• _INSTRUCTIONS FOR THE TASK_:
Update the home visiting funding text between "FY 2015 Awards" and "home visiting efforts.", inclusive, by replacing every instance of "HRSA" with "the Health Resources and Services Administration".

• _EXTRACTED TEXT_:
----

The Maternal, Infant, and Early Childhood Home Visiting program is authorized and funded for five years at $1.5 billion. The investment supports improvements in health and development outcomes for at-risk children through evidence-based home visiting programs. Three percent of the funding each year is set aside for Tribal grantees and three percent is set aside each year for research and evaluation activities. Funding is appropriated as follows:
Grants are subject to the condition that the state or territory assigns service priority to families residing in at-risk communities as identified by the statewide needs assessment. The program is administered by HRSA in collaboration with the Administration for Children and Families.
FY 2015 Awards
In 2015, HRSA awarded $386 million to states, territories, and nonprofit organizations. $116.6 million in formula grants was awarded to 53 states and territories, $260.8 million in competitive grants to 32 states, and $8.4 million in formula grants to three nonprofit organizations to support the continuation of evidence-based home visiting services in Florida, North Dakota and Wyoming.
FY 2014 Awards
In 2014, HRSA awarded $357 million to states, territories, and nonprofit organizations; $118 million by formula, and $239 million by competition to those states that have sufficiently demonstrated the interest and capacity to expand and/or to enhance the development of their home visiting efforts.

----

• _STORED DATA_:

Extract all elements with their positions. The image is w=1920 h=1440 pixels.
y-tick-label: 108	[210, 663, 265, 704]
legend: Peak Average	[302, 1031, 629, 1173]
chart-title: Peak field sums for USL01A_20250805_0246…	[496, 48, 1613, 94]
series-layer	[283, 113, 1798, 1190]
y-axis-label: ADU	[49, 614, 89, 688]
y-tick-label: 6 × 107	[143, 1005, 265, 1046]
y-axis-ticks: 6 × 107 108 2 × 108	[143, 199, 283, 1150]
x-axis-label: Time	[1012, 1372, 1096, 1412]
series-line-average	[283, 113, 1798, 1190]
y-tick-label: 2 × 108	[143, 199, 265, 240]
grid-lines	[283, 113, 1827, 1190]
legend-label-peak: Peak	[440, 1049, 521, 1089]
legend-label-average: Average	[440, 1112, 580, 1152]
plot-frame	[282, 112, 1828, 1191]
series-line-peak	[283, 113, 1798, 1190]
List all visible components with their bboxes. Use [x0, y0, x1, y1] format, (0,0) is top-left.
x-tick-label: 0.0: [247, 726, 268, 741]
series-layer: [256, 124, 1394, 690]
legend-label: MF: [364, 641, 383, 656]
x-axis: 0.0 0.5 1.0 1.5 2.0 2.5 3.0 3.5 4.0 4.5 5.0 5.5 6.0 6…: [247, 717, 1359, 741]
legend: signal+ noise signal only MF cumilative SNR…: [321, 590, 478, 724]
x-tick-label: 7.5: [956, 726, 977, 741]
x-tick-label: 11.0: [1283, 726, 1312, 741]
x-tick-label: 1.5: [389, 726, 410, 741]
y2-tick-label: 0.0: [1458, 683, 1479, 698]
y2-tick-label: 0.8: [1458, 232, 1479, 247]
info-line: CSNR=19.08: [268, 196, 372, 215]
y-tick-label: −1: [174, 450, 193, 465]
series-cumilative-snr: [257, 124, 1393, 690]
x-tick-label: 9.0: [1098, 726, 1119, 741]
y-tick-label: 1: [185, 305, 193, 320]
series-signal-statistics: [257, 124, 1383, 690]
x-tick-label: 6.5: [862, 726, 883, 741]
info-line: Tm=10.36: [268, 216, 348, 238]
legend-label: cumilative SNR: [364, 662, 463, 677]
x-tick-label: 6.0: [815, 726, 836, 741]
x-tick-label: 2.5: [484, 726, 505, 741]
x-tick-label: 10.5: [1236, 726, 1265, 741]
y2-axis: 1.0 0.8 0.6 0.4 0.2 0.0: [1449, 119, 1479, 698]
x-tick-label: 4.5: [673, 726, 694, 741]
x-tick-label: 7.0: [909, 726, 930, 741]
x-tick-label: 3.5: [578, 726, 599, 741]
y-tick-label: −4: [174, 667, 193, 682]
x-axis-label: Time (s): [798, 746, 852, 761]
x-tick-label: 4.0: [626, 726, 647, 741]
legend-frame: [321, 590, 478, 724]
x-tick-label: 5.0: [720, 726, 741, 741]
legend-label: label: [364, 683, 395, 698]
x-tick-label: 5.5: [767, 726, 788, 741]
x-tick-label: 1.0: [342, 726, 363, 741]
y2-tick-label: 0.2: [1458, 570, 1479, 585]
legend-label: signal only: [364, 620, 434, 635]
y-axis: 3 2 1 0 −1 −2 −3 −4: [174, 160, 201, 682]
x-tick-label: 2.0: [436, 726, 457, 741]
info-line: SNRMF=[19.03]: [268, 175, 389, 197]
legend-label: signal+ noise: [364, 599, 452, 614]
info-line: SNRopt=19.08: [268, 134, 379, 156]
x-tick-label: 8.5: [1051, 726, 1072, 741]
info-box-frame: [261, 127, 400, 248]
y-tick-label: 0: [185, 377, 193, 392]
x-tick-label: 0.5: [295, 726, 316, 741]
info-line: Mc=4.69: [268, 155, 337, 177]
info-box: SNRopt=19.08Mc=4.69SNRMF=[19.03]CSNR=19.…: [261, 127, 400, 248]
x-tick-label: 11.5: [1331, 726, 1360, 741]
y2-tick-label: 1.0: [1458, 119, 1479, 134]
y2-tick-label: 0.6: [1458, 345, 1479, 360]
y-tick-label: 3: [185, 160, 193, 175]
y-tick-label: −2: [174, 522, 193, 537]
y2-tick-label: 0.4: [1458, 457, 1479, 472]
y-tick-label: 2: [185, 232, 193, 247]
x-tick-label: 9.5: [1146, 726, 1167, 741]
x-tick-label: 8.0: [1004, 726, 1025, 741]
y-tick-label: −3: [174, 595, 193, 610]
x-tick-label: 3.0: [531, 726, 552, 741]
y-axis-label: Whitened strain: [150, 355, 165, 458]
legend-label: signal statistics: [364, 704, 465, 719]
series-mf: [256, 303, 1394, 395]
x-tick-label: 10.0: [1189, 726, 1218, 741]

----

• _REPLY_:
FY 2015 Awards
In 2015, the Health Resources and Services Administration awarded $386 million to states, territories, and nonprofit organizations. $116.6 million in formula grants was awarded to 53 states and territories, $260.8 million in competitive grants to 32 states, and $8.4 million in formula grants to three nonprofit organizations to support the continuation of evidence-based home visiting services in Florida, North Dakota and Wyoming.
FY 2014 Awards
In 2014, the Health Resources and Services Administration awarded $357 million to states, territories, and nonprofit organizations; $118 million by formula, and $239 million by competition to those states that have sufficiently demonstrated the interest and capacity to expand and/or to enhance the development of their home visiting efforts.